** START OF RECORDS FOR THIS EXERCISE **
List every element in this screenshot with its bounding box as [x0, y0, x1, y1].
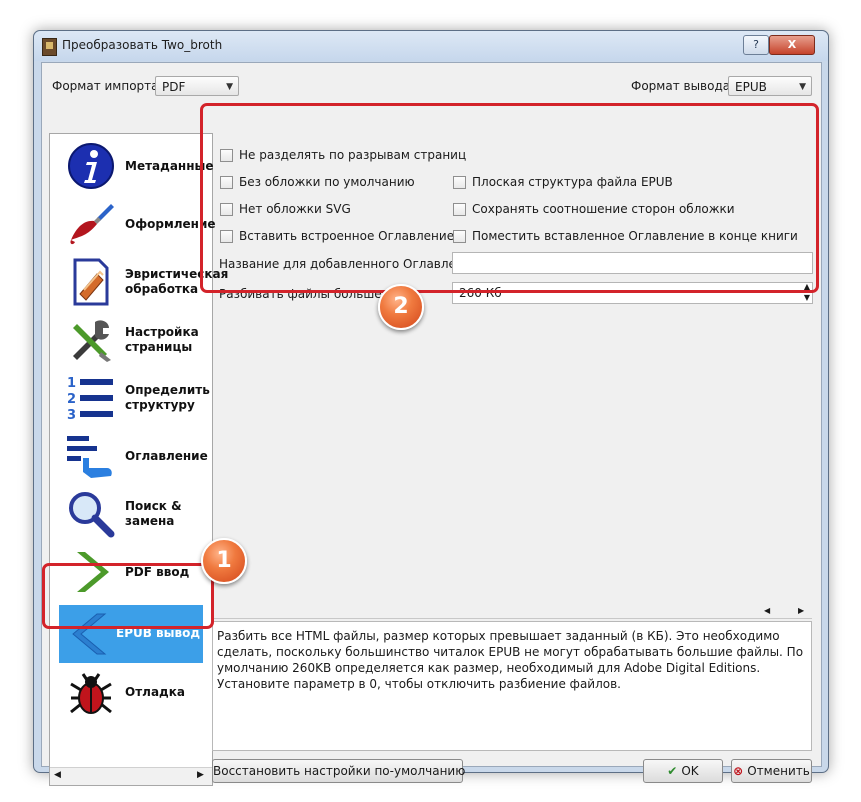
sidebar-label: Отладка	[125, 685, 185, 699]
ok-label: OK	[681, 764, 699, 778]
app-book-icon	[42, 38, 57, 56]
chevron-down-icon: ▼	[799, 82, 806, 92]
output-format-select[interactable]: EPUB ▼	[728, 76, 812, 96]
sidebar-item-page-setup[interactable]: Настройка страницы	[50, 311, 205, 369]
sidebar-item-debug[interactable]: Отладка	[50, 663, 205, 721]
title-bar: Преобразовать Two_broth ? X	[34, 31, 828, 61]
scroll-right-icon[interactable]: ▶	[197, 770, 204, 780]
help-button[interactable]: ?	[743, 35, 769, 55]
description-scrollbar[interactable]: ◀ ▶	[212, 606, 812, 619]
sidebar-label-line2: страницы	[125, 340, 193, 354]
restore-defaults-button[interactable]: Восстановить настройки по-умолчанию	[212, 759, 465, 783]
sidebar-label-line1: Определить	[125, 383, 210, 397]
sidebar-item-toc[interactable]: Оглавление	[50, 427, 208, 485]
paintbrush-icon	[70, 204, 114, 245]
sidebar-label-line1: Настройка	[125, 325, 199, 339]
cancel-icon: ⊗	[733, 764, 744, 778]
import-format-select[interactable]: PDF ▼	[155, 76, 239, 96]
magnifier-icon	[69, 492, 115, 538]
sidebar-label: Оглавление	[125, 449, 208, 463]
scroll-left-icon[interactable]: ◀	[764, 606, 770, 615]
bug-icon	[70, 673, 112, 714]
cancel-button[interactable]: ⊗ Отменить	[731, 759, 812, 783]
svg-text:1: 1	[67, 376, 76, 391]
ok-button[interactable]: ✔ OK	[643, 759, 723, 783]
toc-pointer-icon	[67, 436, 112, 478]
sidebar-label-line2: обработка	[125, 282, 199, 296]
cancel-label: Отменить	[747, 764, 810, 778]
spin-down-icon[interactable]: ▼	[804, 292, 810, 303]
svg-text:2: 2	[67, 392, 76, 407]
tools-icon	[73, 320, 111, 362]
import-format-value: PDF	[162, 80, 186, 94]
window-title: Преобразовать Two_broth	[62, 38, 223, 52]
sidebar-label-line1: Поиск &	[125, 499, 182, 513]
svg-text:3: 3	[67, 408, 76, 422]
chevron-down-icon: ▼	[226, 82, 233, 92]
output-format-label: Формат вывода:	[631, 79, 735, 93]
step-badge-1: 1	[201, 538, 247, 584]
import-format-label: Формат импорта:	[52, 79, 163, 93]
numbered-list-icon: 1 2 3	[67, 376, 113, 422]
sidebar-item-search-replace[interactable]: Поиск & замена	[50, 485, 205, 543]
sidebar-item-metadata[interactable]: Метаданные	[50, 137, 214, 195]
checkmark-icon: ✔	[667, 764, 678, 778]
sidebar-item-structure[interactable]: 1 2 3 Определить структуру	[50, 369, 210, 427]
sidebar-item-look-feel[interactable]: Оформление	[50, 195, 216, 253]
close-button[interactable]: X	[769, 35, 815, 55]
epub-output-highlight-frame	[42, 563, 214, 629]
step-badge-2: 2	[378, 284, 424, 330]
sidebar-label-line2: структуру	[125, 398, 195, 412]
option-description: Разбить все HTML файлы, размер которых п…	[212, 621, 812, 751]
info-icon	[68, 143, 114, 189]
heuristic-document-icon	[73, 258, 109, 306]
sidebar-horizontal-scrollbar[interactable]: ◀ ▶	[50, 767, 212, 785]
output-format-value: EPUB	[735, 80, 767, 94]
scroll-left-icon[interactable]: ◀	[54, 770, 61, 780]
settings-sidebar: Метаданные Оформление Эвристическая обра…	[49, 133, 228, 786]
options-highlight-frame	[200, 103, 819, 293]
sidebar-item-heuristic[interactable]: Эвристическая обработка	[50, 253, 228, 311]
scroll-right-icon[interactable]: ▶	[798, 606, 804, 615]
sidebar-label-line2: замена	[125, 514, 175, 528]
** END OF RECORDS FOR THIS EXERCISE **
### BRIEF
Reproduce all of the rows above verbatim, omitting any picture from the answer.

### OUTPUT OF THE EXERCISE
List every element in this screenshot with its bounding box as [x0, y0, x1, y1].
sidebar-label: Отладка	[125, 685, 185, 699]
ok-label: OK	[681, 764, 699, 778]
app-book-icon	[42, 38, 57, 56]
chevron-down-icon: ▼	[799, 82, 806, 92]
output-format-select[interactable]: EPUB ▼	[728, 76, 812, 96]
sidebar-item-page-setup[interactable]: Настройка страницы	[50, 311, 205, 369]
sidebar-item-debug[interactable]: Отладка	[50, 663, 205, 721]
title-bar: Преобразовать Two_broth ? X	[34, 31, 828, 61]
scroll-right-icon[interactable]: ▶	[197, 770, 204, 780]
help-button[interactable]: ?	[743, 35, 769, 55]
description-scrollbar[interactable]: ◀ ▶	[212, 606, 812, 619]
sidebar-label-line2: страницы	[125, 340, 193, 354]
restore-defaults-button[interactable]: Восстановить настройки по-умолчанию	[212, 759, 465, 783]
sidebar-label-line1: Определить	[125, 383, 210, 397]
sidebar-item-toc[interactable]: Оглавление	[50, 427, 208, 485]
paintbrush-icon	[70, 204, 114, 245]
sidebar-label-line1: Настройка	[125, 325, 199, 339]
cancel-icon: ⊗	[733, 764, 744, 778]
import-format-select[interactable]: PDF ▼	[155, 76, 239, 96]
magnifier-icon	[69, 492, 115, 538]
sidebar-label: Оглавление	[125, 449, 208, 463]
scroll-left-icon[interactable]: ◀	[764, 606, 770, 615]
bug-icon	[70, 673, 112, 714]
cancel-button[interactable]: ⊗ Отменить	[731, 759, 812, 783]
svg-text:1: 1	[67, 376, 76, 391]
ok-button[interactable]: ✔ OK	[643, 759, 723, 783]
toc-pointer-icon	[67, 436, 112, 478]
sidebar-label-line2: обработка	[125, 282, 199, 296]
cancel-label: Отменить	[747, 764, 810, 778]
spin-down-icon[interactable]: ▼	[804, 292, 810, 303]
svg-text:2: 2	[67, 392, 76, 407]
tools-icon	[73, 320, 111, 362]
import-format-value: PDF	[162, 80, 186, 94]
window-title: Преобразовать Two_broth	[62, 38, 223, 52]
sidebar-label-line1: Поиск &	[125, 499, 182, 513]
svg-text:3: 3	[67, 408, 76, 422]
chevron-down-icon: ▼	[226, 82, 233, 92]
output-format-label: Формат вывода:	[631, 79, 735, 93]
step-badge-1: 1	[201, 538, 247, 584]
import-format-label: Формат импорта:	[52, 79, 163, 93]
numbered-list-icon: 1 2 3	[67, 376, 113, 422]
sidebar-item-search-replace[interactable]: Поиск & замена	[50, 485, 205, 543]
sidebar-item-metadata[interactable]: Метаданные	[50, 137, 214, 195]
checkmark-icon: ✔	[667, 764, 678, 778]
sidebar-item-structure[interactable]: 1 2 3 Определить структуру	[50, 369, 210, 427]
sidebar-item-look-feel[interactable]: Оформление	[50, 195, 216, 253]
close-button[interactable]: X	[769, 35, 815, 55]
epub-output-highlight-frame	[42, 563, 214, 629]
step-badge-2: 2	[378, 284, 424, 330]
sidebar-label-line2: структуру	[125, 398, 195, 412]
option-description: Разбить все HTML файлы, размер которых п…	[212, 621, 812, 751]
info-icon	[68, 143, 114, 189]
heuristic-document-icon	[73, 258, 109, 306]
sidebar-horizontal-scrollbar[interactable]: ◀ ▶	[50, 767, 212, 785]
output-format-value: EPUB	[735, 80, 767, 94]
scroll-left-icon[interactable]: ◀	[54, 770, 61, 780]
settings-sidebar: Метаданные Оформление Эвристическая обра…	[49, 133, 228, 786]
options-highlight-frame	[200, 103, 819, 293]
sidebar-item-heuristic[interactable]: Эвристическая обработка	[50, 253, 228, 311]
scroll-right-icon[interactable]: ▶	[798, 606, 804, 615]
sidebar-label-line2: замена	[125, 514, 175, 528]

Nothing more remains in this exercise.